**Exercise aim:** In this exercise, return the whole listing exactly, excluding any images.

Records from a dataset
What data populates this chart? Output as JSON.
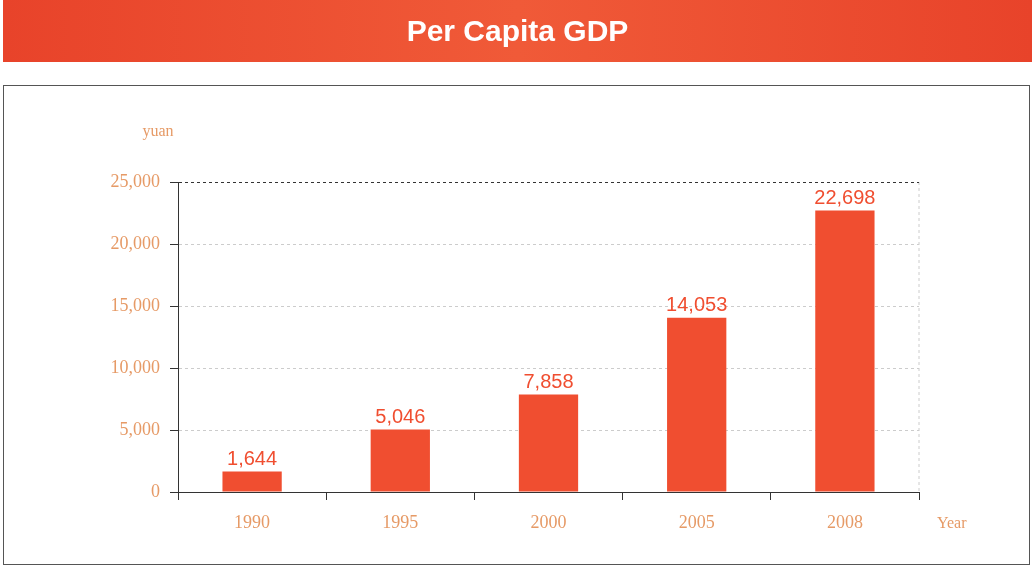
{
  "chart_data": {
    "type": "bar",
    "title": "Per Capita GDP",
    "ylabel": "yuan",
    "xlabel": "Year",
    "categories": [
      "1990",
      "1995",
      "2000",
      "2005",
      "2008"
    ],
    "values": [
      1644,
      5046,
      7858,
      14053,
      22698
    ],
    "color": "#f04e30",
    "ylim": [
      0,
      25000
    ],
    "yticks": [
      0,
      {
        "value": 5000,
        "label": "5,000"
      },
      {
        "value": 10000,
        "label": "10,000"
      },
      {
        "value": 15000,
        "label": "15,000"
      },
      {
        "value": 20000,
        "label": "20,000"
      },
      {
        "value": 25000,
        "label": "25,000"
      }
    ],
    "value_labels": [
      "1,644",
      "5,046",
      "7,858",
      "14,053",
      "22,698"
    ],
    "grid": "y"
  }
}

**Exercise response:**
What data populates this chart? Output as JSON.
{
  "chart_data": {
    "type": "bar",
    "title": "Per Capita GDP",
    "ylabel": "yuan",
    "xlabel": "Year",
    "categories": [
      "1990",
      "1995",
      "2000",
      "2005",
      "2008"
    ],
    "values": [
      1644,
      5046,
      7858,
      14053,
      22698
    ],
    "color": "#f04e30",
    "ylim": [
      0,
      25000
    ],
    "yticks": [
      0,
      {
        "value": 5000,
        "label": "5,000"
      },
      {
        "value": 10000,
        "label": "10,000"
      },
      {
        "value": 15000,
        "label": "15,000"
      },
      {
        "value": 20000,
        "label": "20,000"
      },
      {
        "value": 25000,
        "label": "25,000"
      }
    ],
    "value_labels": [
      "1,644",
      "5,046",
      "7,858",
      "14,053",
      "22,698"
    ],
    "grid": "y"
  }
}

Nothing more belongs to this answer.